# [EXERCISE DETAILS]
Copy every line of the following data that includes the string "Response".

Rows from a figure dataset

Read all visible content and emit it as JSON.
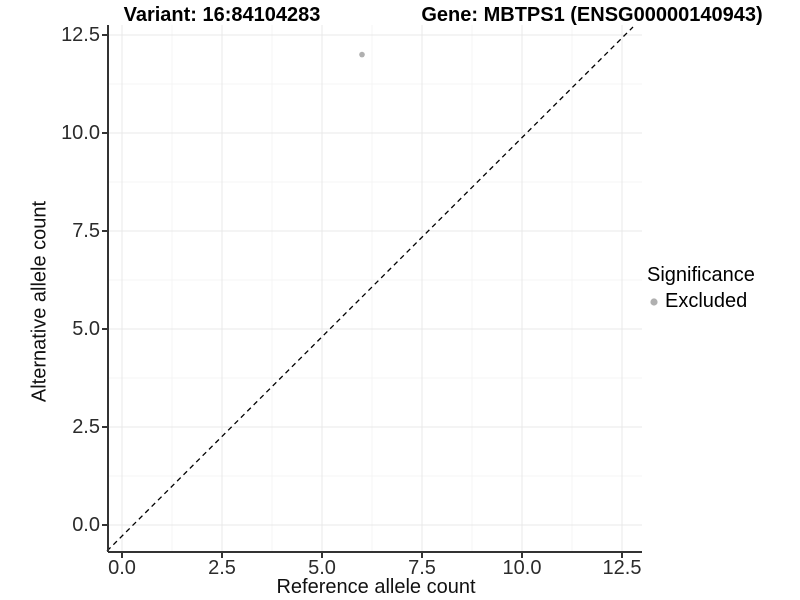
{
  "titles": {
    "variant": "Variant: 16:84104283",
    "gene": "Gene: MBTPS1 (ENSG00000140943)"
  },
  "x_axis": {
    "label": "Reference allele count",
    "ticks": [
      "0.0",
      "2.5",
      "5.0",
      "7.5",
      "10.0",
      "12.5"
    ],
    "tick_values": [
      0,
      2.5,
      5,
      7.5,
      10,
      12.5
    ]
  },
  "y_axis": {
    "label": "Alternative allele count",
    "ticks": [
      "0.0",
      "2.5",
      "5.0",
      "7.5",
      "10.0",
      "12.5"
    ],
    "tick_values": [
      0,
      2.5,
      5,
      7.5,
      10,
      12.5
    ]
  },
  "legend": {
    "title": "Significance",
    "items": [
      {
        "label": "Excluded",
        "color": "#b0b0b0"
      }
    ]
  },
  "colors": {
    "point": "#b0b0b0",
    "grid_major": "#e8e8e8",
    "grid_minor": "#f4f4f4",
    "axis_line": "#333333",
    "tick_mark": "#333333",
    "reference_line": "#000000"
  },
  "chart_data": {
    "type": "scatter",
    "title_left": "Variant: 16:84104283",
    "title_right": "Gene: MBTPS1 (ENSG00000140943)",
    "xlabel": "Reference allele count",
    "ylabel": "Alternative allele count",
    "xlim": [
      0,
      12.5
    ],
    "ylim": [
      0,
      12.5
    ],
    "major_tick_interval": 2.5,
    "minor_grid_interval": 1.25,
    "grid": {
      "major": true,
      "minor": true
    },
    "series": [
      {
        "name": "Excluded",
        "color": "#b0b0b0",
        "points": [
          {
            "x": 6,
            "y": 12
          }
        ]
      }
    ],
    "reference_line": {
      "kind": "identity",
      "slope": 1,
      "intercept": 0,
      "style": "dashed",
      "color": "#000000"
    },
    "legend": {
      "title": "Significance",
      "position": "right",
      "entries": [
        "Excluded"
      ]
    }
  }
}
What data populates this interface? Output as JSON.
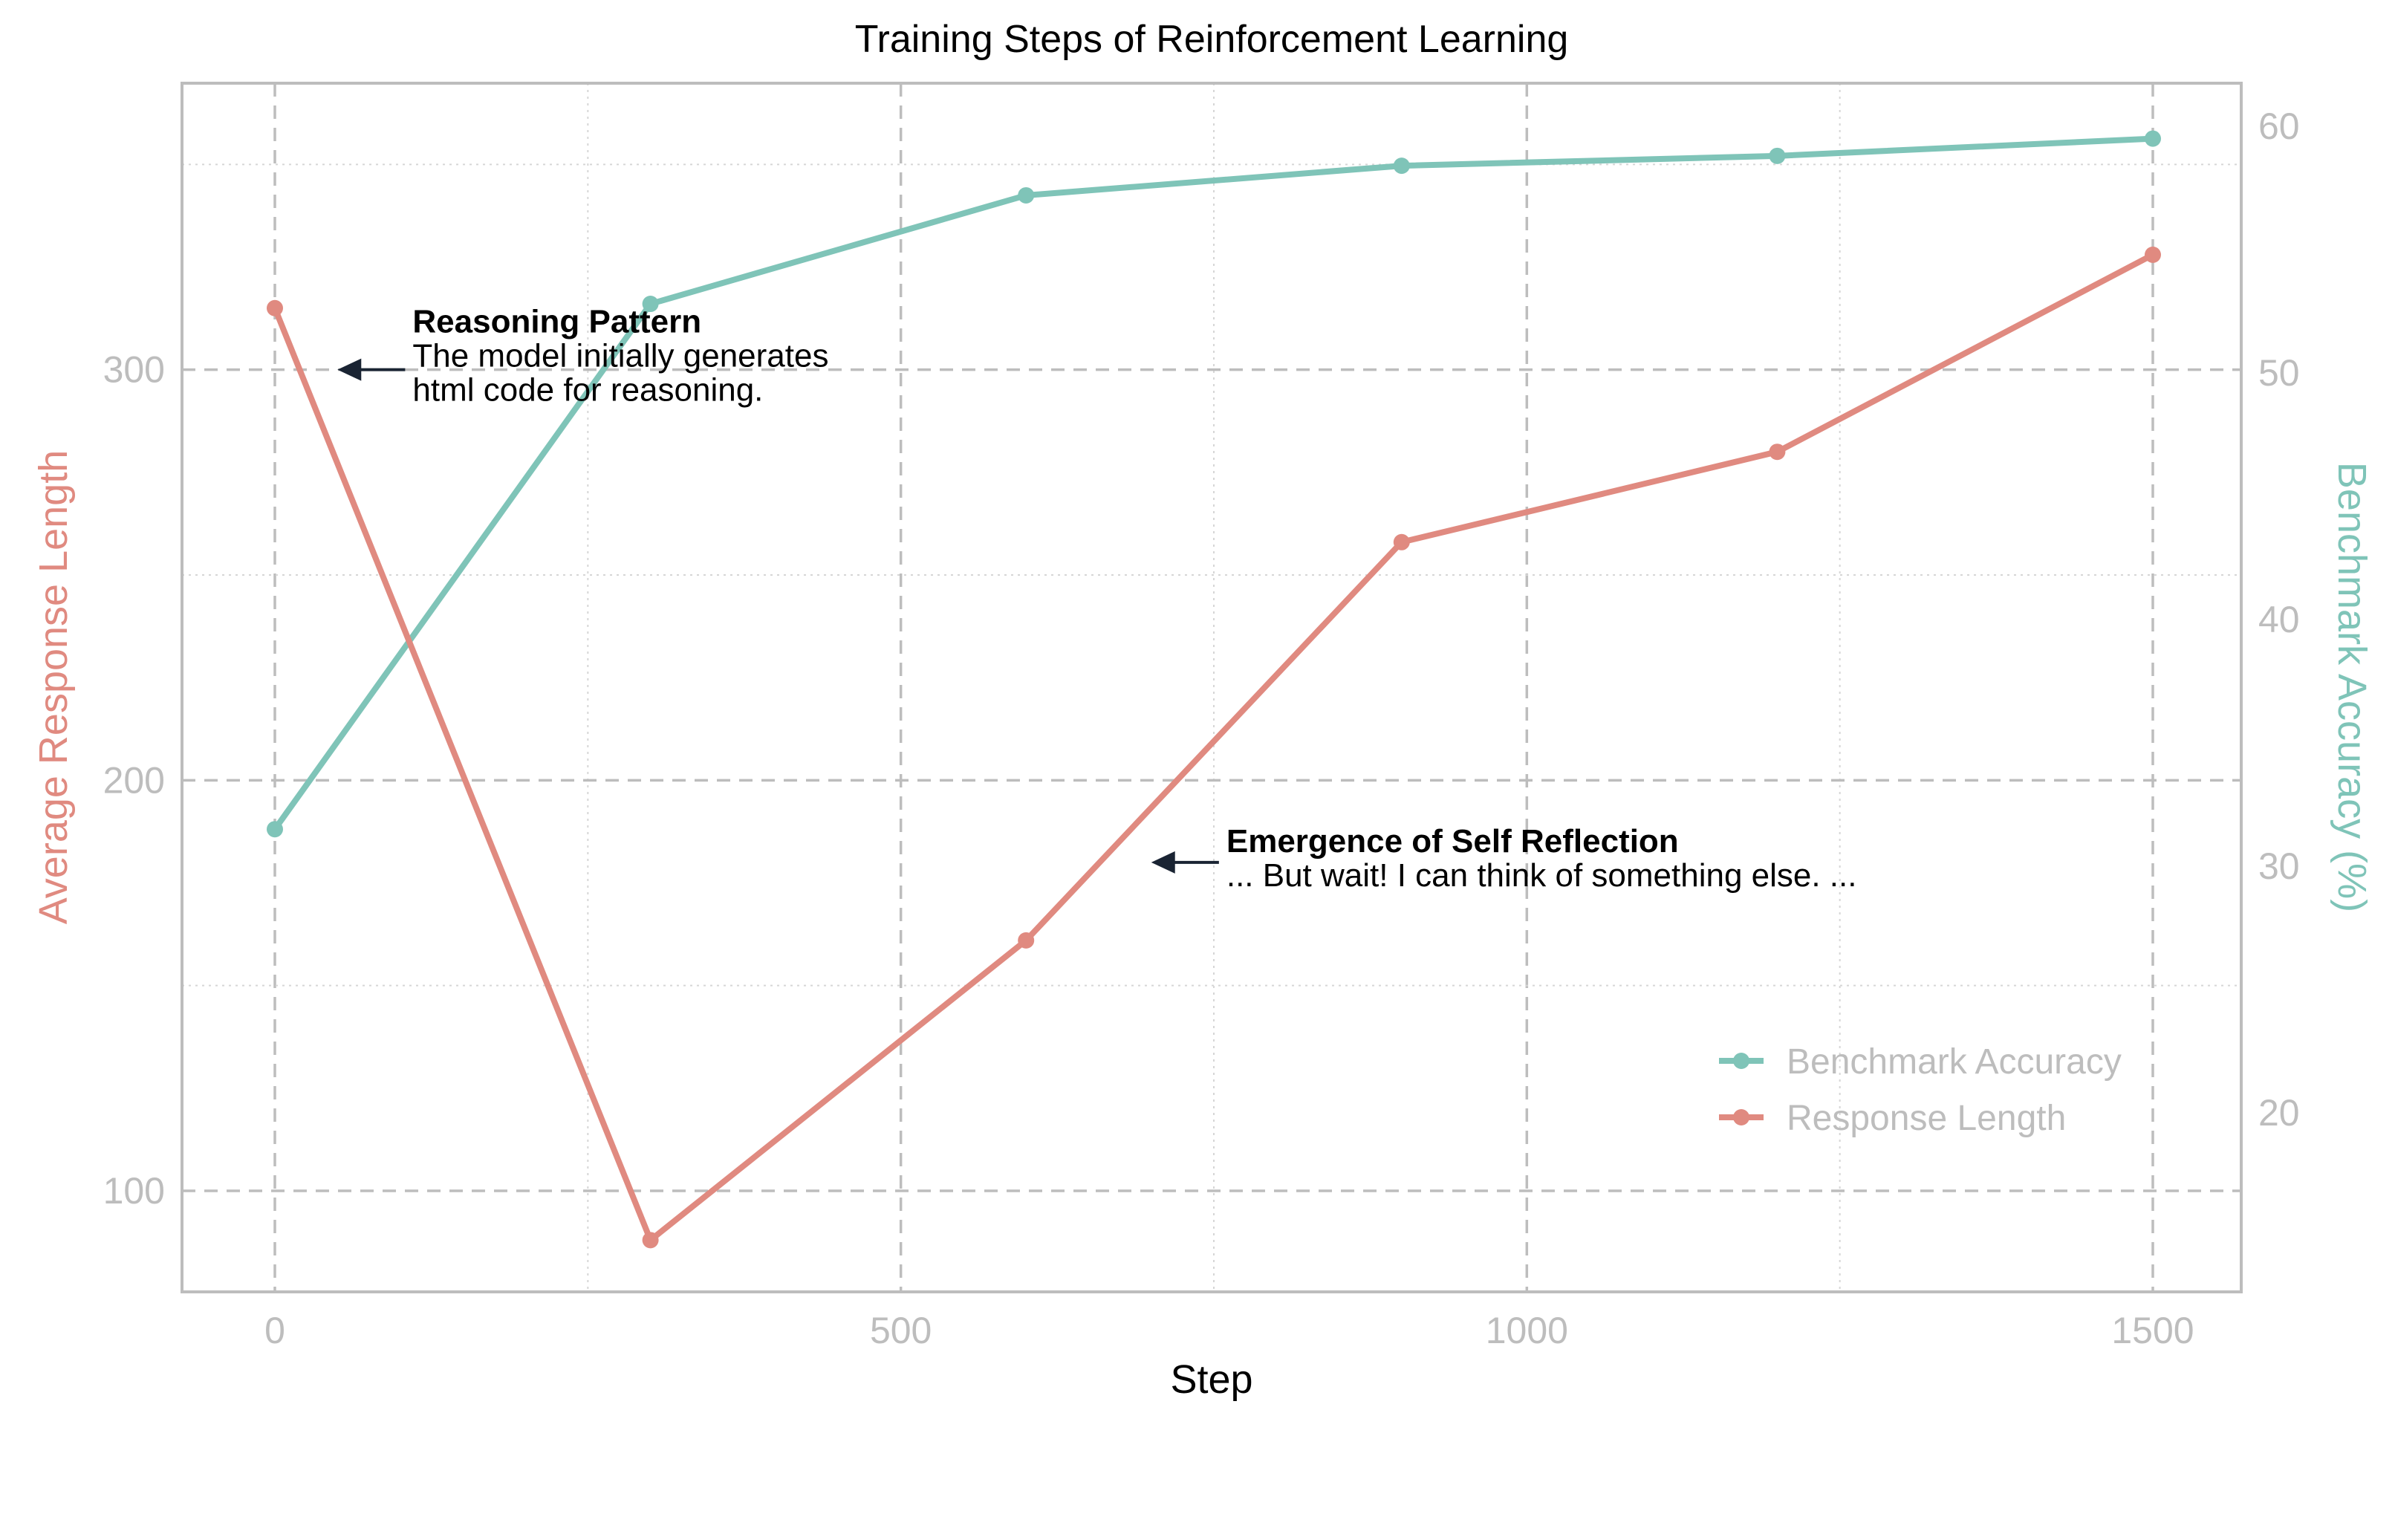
{
  "chart_data": {
    "type": "line",
    "title": "Training Steps of Reinforcement Learning",
    "xlabel": "Step",
    "ylabel_left": "Average Response Length",
    "ylabel_right": "Benchmark Accuracy (%)",
    "xlim": [
      -75,
      1575
    ],
    "ylim_left": [
      75,
      370
    ],
    "ylim_right": [
      13,
      62
    ],
    "x_ticks": [
      0,
      500,
      1000,
      1500
    ],
    "x_minor_ticks": [
      250,
      750,
      1250
    ],
    "y_left_ticks": [
      100,
      200,
      300
    ],
    "y_left_minor_ticks": [
      150,
      250,
      350
    ],
    "y_right_ticks": [
      20,
      30,
      40,
      50,
      60
    ],
    "grid": true,
    "legend_position": "lower-right",
    "series": [
      {
        "name": "Benchmark Accuracy",
        "axis": "right",
        "color": "#7fc4b8",
        "x": [
          0,
          300,
          600,
          900,
          1200,
          1500
        ],
        "y": [
          31.5,
          52.8,
          57.2,
          58.4,
          58.8,
          59.5
        ]
      },
      {
        "name": "Response Length",
        "axis": "left",
        "color": "#e08a80",
        "x": [
          0,
          300,
          600,
          900,
          1200,
          1500
        ],
        "y": [
          315,
          88,
          161,
          258,
          280,
          328
        ]
      }
    ],
    "annotations": [
      {
        "title": "Reasoning Pattern",
        "lines": [
          "The model initially generates",
          "html code for reasoning."
        ],
        "arrow_x": 50,
        "arrow_y": 300,
        "text_x": 110,
        "axis": "left"
      },
      {
        "title": "Emergence of Self Reflection",
        "lines": [
          "... But wait! I can think of something else. ..."
        ],
        "arrow_x": 700,
        "arrow_y": 180,
        "text_x": 760,
        "axis": "left"
      }
    ],
    "colors": {
      "left_axis_label": "#e08a80",
      "right_axis_label": "#7fc4b8",
      "tick_label": "#bdbdbd",
      "frame": "#bdbdbd",
      "arrow": "#1a2433"
    }
  }
}
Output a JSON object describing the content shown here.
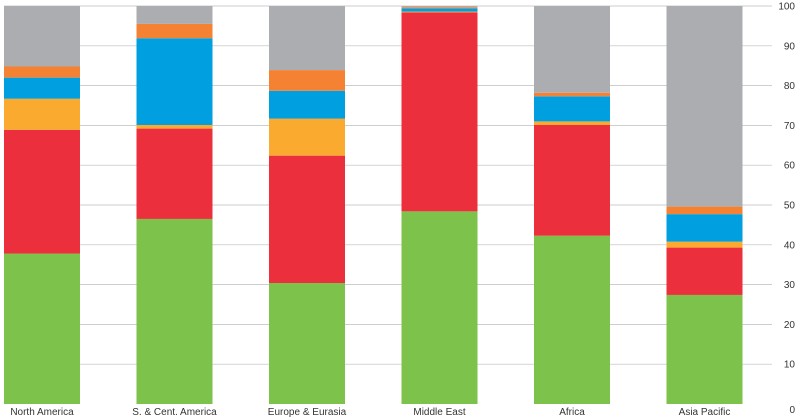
{
  "chart_data": {
    "type": "bar",
    "stacked": true,
    "categories": [
      "North America",
      "S. & Cent. America",
      "Europe & Eurasia",
      "Middle East",
      "Africa",
      "Asia Pacific"
    ],
    "series": [
      {
        "color": "#7dc24b",
        "values": [
          37.8,
          46.5,
          30.4,
          48.4,
          42.3,
          27.4
        ]
      },
      {
        "color": "#ec2f3d",
        "values": [
          31.1,
          22.7,
          32.0,
          50.0,
          27.8,
          11.9
        ]
      },
      {
        "color": "#fbaa30",
        "values": [
          7.8,
          0.9,
          9.3,
          0.2,
          0.9,
          1.5
        ]
      },
      {
        "color": "#009fe0",
        "values": [
          5.3,
          21.8,
          7.0,
          0.8,
          6.3,
          6.9
        ]
      },
      {
        "color": "#f58233",
        "values": [
          2.8,
          3.6,
          5.2,
          0.3,
          0.9,
          1.9
        ]
      },
      {
        "color": "#acadb1",
        "values": [
          15.2,
          4.5,
          16.1,
          0.3,
          21.8,
          50.4
        ]
      }
    ],
    "title": "",
    "xlabel": "",
    "ylabel": "",
    "ylim": [
      0,
      100
    ],
    "yticks": [
      0,
      10,
      20,
      30,
      40,
      50,
      60,
      70,
      80,
      90,
      100
    ],
    "yaxis_position": "right",
    "grid": true
  }
}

# [ANSWER TO THIS EXERCISE]
    "ylabel_left": "Average Response Length",
        "name": "Response Length",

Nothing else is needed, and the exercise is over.